BEGIN SUPPLIED RECORDS
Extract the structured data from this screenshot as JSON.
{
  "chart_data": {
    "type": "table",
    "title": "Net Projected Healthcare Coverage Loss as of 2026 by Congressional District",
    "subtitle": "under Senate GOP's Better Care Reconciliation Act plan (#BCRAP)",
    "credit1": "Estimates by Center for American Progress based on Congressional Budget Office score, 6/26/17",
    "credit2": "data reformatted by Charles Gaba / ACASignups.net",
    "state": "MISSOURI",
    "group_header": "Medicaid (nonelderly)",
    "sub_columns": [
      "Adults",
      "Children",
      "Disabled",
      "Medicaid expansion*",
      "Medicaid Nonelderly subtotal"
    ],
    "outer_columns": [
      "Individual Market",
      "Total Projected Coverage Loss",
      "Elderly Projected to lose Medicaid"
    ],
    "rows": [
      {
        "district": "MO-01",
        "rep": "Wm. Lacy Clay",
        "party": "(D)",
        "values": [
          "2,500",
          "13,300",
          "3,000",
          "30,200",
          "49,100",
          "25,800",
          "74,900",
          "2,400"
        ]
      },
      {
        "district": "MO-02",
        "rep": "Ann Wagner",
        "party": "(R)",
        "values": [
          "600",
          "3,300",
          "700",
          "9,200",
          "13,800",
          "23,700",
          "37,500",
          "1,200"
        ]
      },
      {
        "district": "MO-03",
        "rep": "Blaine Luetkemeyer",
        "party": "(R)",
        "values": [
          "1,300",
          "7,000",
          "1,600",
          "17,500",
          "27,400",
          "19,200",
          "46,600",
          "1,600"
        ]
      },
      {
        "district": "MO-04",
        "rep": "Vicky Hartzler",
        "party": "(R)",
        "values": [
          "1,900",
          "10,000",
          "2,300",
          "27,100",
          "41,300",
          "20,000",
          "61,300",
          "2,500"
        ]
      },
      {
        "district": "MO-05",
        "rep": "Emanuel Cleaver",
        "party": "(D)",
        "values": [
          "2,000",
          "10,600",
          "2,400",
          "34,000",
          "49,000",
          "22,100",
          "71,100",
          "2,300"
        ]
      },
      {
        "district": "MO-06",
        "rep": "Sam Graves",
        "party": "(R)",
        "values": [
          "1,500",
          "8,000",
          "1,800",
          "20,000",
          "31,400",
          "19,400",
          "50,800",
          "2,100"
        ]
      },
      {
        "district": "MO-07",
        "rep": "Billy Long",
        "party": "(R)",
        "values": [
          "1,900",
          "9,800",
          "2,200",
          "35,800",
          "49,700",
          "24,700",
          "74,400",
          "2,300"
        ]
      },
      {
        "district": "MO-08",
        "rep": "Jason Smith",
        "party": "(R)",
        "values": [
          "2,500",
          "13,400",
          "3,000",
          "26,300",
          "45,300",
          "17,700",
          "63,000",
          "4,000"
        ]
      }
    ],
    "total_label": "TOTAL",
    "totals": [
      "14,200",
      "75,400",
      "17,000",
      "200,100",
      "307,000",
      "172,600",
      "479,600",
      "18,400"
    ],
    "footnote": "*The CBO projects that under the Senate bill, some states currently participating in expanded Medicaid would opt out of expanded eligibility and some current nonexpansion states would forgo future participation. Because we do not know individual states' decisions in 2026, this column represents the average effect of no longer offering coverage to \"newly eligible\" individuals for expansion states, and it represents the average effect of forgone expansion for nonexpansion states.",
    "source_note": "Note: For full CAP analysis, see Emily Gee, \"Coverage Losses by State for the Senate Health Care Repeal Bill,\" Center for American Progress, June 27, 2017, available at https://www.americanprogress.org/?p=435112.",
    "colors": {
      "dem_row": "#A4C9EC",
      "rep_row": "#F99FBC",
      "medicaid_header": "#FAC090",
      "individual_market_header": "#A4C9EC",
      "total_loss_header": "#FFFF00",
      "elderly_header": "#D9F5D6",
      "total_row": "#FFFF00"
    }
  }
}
END SUPPLIED RECORDS
Repeat the material word for word, in full.

Extract the structured data from this screenshot as JSON.
{
  "chart_data": {
    "type": "table",
    "title": "Net Projected Healthcare Coverage Loss as of 2026 by Congressional District",
    "subtitle": "under Senate GOP's Better Care Reconciliation Act plan (#BCRAP)",
    "credit1": "Estimates by Center for American Progress based on Congressional Budget Office score, 6/26/17",
    "credit2": "data reformatted by Charles Gaba / ACASignups.net",
    "state": "MISSOURI",
    "group_header": "Medicaid (nonelderly)",
    "sub_columns": [
      "Adults",
      "Children",
      "Disabled",
      "Medicaid expansion*",
      "Medicaid Nonelderly subtotal"
    ],
    "outer_columns": [
      "Individual Market",
      "Total Projected Coverage Loss",
      "Elderly Projected to lose Medicaid"
    ],
    "rows": [
      {
        "district": "MO-01",
        "rep": "Wm. Lacy Clay",
        "party": "(D)",
        "values": [
          "2,500",
          "13,300",
          "3,000",
          "30,200",
          "49,100",
          "25,800",
          "74,900",
          "2,400"
        ]
      },
      {
        "district": "MO-02",
        "rep": "Ann Wagner",
        "party": "(R)",
        "values": [
          "600",
          "3,300",
          "700",
          "9,200",
          "13,800",
          "23,700",
          "37,500",
          "1,200"
        ]
      },
      {
        "district": "MO-03",
        "rep": "Blaine Luetkemeyer",
        "party": "(R)",
        "values": [
          "1,300",
          "7,000",
          "1,600",
          "17,500",
          "27,400",
          "19,200",
          "46,600",
          "1,600"
        ]
      },
      {
        "district": "MO-04",
        "rep": "Vicky Hartzler",
        "party": "(R)",
        "values": [
          "1,900",
          "10,000",
          "2,300",
          "27,100",
          "41,300",
          "20,000",
          "61,300",
          "2,500"
        ]
      },
      {
        "district": "MO-05",
        "rep": "Emanuel Cleaver",
        "party": "(D)",
        "values": [
          "2,000",
          "10,600",
          "2,400",
          "34,000",
          "49,000",
          "22,100",
          "71,100",
          "2,300"
        ]
      },
      {
        "district": "MO-06",
        "rep": "Sam Graves",
        "party": "(R)",
        "values": [
          "1,500",
          "8,000",
          "1,800",
          "20,000",
          "31,400",
          "19,400",
          "50,800",
          "2,100"
        ]
      },
      {
        "district": "MO-07",
        "rep": "Billy Long",
        "party": "(R)",
        "values": [
          "1,900",
          "9,800",
          "2,200",
          "35,800",
          "49,700",
          "24,700",
          "74,400",
          "2,300"
        ]
      },
      {
        "district": "MO-08",
        "rep": "Jason Smith",
        "party": "(R)",
        "values": [
          "2,500",
          "13,400",
          "3,000",
          "26,300",
          "45,300",
          "17,700",
          "63,000",
          "4,000"
        ]
      }
    ],
    "total_label": "TOTAL",
    "totals": [
      "14,200",
      "75,400",
      "17,000",
      "200,100",
      "307,000",
      "172,600",
      "479,600",
      "18,400"
    ],
    "footnote": "*The CBO projects that under the Senate bill, some states currently participating in expanded Medicaid would opt out of expanded eligibility and some current nonexpansion states would forgo future participation. Because we do not know individual states' decisions in 2026, this column represents the average effect of no longer offering coverage to \"newly eligible\" individuals for expansion states, and it represents the average effect of forgone expansion for nonexpansion states.",
    "source_note": "Note: For full CAP analysis, see Emily Gee, \"Coverage Losses by State for the Senate Health Care Repeal Bill,\" Center for American Progress, June 27, 2017, available at https://www.americanprogress.org/?p=435112.",
    "colors": {
      "dem_row": "#A4C9EC",
      "rep_row": "#F99FBC",
      "medicaid_header": "#FAC090",
      "individual_market_header": "#A4C9EC",
      "total_loss_header": "#FFFF00",
      "elderly_header": "#D9F5D6",
      "total_row": "#FFFF00"
    }
  }
}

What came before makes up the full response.